◆ **Exercise**
What lines of the data include the string "hager"? Copy them all.

(Items from a dataset)
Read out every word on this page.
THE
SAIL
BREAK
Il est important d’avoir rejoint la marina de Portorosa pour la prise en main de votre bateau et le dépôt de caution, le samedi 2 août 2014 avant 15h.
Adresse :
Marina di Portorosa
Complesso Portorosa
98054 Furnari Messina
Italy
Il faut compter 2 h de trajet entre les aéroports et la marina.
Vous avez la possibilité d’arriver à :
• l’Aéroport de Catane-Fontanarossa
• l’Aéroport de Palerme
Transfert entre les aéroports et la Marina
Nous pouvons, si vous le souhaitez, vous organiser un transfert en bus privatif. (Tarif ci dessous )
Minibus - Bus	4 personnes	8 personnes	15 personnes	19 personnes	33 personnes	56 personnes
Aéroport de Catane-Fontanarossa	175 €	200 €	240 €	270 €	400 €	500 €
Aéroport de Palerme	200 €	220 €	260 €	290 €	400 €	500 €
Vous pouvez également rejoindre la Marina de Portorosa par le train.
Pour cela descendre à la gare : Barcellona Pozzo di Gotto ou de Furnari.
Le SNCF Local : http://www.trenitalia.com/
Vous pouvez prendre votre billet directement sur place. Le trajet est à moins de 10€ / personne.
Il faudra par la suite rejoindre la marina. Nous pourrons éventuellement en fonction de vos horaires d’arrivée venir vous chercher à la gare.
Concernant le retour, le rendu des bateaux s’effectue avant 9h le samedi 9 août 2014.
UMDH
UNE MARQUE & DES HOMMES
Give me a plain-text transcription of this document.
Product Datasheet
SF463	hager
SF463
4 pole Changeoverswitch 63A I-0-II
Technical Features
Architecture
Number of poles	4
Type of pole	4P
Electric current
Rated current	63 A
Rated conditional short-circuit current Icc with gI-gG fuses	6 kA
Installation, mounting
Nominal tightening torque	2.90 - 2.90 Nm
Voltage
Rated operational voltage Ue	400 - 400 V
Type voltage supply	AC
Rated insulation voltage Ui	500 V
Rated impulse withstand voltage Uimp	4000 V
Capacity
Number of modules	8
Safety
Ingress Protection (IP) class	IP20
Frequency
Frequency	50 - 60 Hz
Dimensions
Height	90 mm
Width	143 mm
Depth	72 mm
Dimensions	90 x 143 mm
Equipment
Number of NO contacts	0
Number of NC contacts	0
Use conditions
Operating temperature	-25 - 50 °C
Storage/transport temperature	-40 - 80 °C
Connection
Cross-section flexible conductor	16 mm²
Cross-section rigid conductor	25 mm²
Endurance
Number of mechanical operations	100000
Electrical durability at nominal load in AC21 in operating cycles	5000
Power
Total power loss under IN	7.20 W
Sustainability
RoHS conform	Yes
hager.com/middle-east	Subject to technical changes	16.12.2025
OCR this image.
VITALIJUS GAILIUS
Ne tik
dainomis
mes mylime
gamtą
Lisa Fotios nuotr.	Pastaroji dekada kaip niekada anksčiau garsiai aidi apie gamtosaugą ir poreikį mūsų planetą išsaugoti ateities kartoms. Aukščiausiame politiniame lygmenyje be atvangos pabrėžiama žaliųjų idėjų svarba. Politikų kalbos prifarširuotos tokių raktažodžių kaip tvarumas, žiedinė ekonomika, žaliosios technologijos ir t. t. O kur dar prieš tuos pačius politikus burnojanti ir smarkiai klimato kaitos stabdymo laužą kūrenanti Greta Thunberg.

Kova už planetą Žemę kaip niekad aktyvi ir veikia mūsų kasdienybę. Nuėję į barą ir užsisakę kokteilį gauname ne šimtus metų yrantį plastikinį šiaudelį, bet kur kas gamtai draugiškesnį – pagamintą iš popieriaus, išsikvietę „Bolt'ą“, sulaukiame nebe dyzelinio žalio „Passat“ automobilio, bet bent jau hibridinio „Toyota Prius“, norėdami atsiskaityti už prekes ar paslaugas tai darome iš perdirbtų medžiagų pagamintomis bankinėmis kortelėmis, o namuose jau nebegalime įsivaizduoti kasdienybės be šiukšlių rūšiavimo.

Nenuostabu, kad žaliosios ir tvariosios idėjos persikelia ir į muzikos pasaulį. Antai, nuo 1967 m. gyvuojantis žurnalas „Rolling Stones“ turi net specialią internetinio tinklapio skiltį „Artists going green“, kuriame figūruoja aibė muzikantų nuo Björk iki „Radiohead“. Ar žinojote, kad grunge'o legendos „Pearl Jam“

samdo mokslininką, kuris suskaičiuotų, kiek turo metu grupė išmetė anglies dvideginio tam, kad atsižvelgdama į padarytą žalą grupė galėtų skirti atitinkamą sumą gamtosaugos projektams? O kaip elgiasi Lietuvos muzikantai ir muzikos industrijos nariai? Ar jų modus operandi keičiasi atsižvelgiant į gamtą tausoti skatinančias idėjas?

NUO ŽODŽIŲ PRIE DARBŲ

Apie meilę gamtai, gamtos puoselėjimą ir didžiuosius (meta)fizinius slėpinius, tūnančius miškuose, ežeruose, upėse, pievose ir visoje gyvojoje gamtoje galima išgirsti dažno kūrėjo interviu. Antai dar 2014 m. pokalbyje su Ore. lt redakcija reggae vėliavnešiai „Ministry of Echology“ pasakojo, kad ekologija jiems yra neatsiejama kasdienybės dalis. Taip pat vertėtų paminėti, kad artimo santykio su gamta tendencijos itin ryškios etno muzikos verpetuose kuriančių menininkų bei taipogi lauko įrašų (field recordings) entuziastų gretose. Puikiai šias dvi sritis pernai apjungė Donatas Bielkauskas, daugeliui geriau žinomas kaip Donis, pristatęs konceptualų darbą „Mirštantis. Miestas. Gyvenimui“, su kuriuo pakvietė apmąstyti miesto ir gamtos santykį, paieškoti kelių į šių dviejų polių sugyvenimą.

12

◆ **Full output**
SF463	hager
hager.com/middle-east	Subject to technical changes	16.12.2025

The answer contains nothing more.